What follows is a listing to be transcribed exactly.

Rows from a dataset
★ ★ ★ ★ ★ ★ ★

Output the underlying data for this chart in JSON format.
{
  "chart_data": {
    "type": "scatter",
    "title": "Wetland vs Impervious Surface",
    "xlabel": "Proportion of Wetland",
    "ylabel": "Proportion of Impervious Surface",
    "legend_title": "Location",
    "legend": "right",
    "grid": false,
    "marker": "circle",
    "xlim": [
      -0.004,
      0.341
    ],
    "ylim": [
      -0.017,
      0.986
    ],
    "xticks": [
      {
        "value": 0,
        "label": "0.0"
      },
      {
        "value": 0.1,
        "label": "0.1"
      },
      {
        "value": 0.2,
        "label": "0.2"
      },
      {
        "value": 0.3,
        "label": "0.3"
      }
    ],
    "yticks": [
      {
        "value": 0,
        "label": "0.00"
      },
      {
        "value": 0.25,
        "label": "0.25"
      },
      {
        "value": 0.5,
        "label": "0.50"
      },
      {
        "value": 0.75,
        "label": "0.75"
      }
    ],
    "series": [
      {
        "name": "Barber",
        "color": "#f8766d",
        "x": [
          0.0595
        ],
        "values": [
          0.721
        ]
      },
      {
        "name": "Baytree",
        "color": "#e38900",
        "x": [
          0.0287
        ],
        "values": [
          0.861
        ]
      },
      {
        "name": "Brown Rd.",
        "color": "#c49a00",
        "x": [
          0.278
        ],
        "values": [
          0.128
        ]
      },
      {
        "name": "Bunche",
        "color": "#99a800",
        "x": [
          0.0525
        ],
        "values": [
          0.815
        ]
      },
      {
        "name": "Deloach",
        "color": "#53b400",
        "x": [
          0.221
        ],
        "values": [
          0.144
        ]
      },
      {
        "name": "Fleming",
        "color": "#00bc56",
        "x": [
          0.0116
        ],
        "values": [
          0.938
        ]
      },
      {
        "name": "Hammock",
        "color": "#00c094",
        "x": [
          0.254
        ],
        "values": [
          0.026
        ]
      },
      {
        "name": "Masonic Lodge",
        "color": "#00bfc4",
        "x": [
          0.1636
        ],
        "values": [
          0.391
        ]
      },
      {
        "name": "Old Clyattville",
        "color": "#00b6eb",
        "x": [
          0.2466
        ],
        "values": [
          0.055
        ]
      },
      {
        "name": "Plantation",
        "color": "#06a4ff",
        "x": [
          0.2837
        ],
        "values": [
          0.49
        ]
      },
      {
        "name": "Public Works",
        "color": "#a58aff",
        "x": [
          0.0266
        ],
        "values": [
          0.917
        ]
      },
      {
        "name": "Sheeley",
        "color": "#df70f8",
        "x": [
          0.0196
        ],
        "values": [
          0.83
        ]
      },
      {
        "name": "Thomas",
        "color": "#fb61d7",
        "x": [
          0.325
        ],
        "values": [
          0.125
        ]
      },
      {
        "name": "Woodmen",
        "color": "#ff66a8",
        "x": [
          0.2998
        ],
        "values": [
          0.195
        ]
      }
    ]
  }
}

★ ★ ★ ★ ★ ★ ★

**Task response:**
Output the underlying data for this chart in JSON format.
{
  "chart_data": {
    "type": "scatter",
    "title": "Wetland vs Impervious Surface",
    "xlabel": "Proportion of Wetland",
    "ylabel": "Proportion of Impervious Surface",
    "legend_title": "Location",
    "legend": "right",
    "grid": false,
    "marker": "circle",
    "xlim": [
      -0.004,
      0.341
    ],
    "ylim": [
      -0.017,
      0.986
    ],
    "xticks": [
      {
        "value": 0,
        "label": "0.0"
      },
      {
        "value": 0.1,
        "label": "0.1"
      },
      {
        "value": 0.2,
        "label": "0.2"
      },
      {
        "value": 0.3,
        "label": "0.3"
      }
    ],
    "yticks": [
      {
        "value": 0,
        "label": "0.00"
      },
      {
        "value": 0.25,
        "label": "0.25"
      },
      {
        "value": 0.5,
        "label": "0.50"
      },
      {
        "value": 0.75,
        "label": "0.75"
      }
    ],
    "series": [
      {
        "name": "Barber",
        "color": "#f8766d",
        "x": [
          0.0595
        ],
        "values": [
          0.721
        ]
      },
      {
        "name": "Baytree",
        "color": "#e38900",
        "x": [
          0.0287
        ],
        "values": [
          0.861
        ]
      },
      {
        "name": "Brown Rd.",
        "color": "#c49a00",
        "x": [
          0.278
        ],
        "values": [
          0.128
        ]
      },
      {
        "name": "Bunche",
        "color": "#99a800",
        "x": [
          0.0525
        ],
        "values": [
          0.815
        ]
      },
      {
        "name": "Deloach",
        "color": "#53b400",
        "x": [
          0.221
        ],
        "values": [
          0.144
        ]
      },
      {
        "name": "Fleming",
        "color": "#00bc56",
        "x": [
          0.0116
        ],
        "values": [
          0.938
        ]
      },
      {
        "name": "Hammock",
        "color": "#00c094",
        "x": [
          0.254
        ],
        "values": [
          0.026
        ]
      },
      {
        "name": "Masonic Lodge",
        "color": "#00bfc4",
        "x": [
          0.1636
        ],
        "values": [
          0.391
        ]
      },
      {
        "name": "Old Clyattville",
        "color": "#00b6eb",
        "x": [
          0.2466
        ],
        "values": [
          0.055
        ]
      },
      {
        "name": "Plantation",
        "color": "#06a4ff",
        "x": [
          0.2837
        ],
        "values": [
          0.49
        ]
      },
      {
        "name": "Public Works",
        "color": "#a58aff",
        "x": [
          0.0266
        ],
        "values": [
          0.917
        ]
      },
      {
        "name": "Sheeley",
        "color": "#df70f8",
        "x": [
          0.0196
        ],
        "values": [
          0.83
        ]
      },
      {
        "name": "Thomas",
        "color": "#fb61d7",
        "x": [
          0.325
        ],
        "values": [
          0.125
        ]
      },
      {
        "name": "Woodmen",
        "color": "#ff66a8",
        "x": [
          0.2998
        ],
        "values": [
          0.195
        ]
      }
    ]
  }
}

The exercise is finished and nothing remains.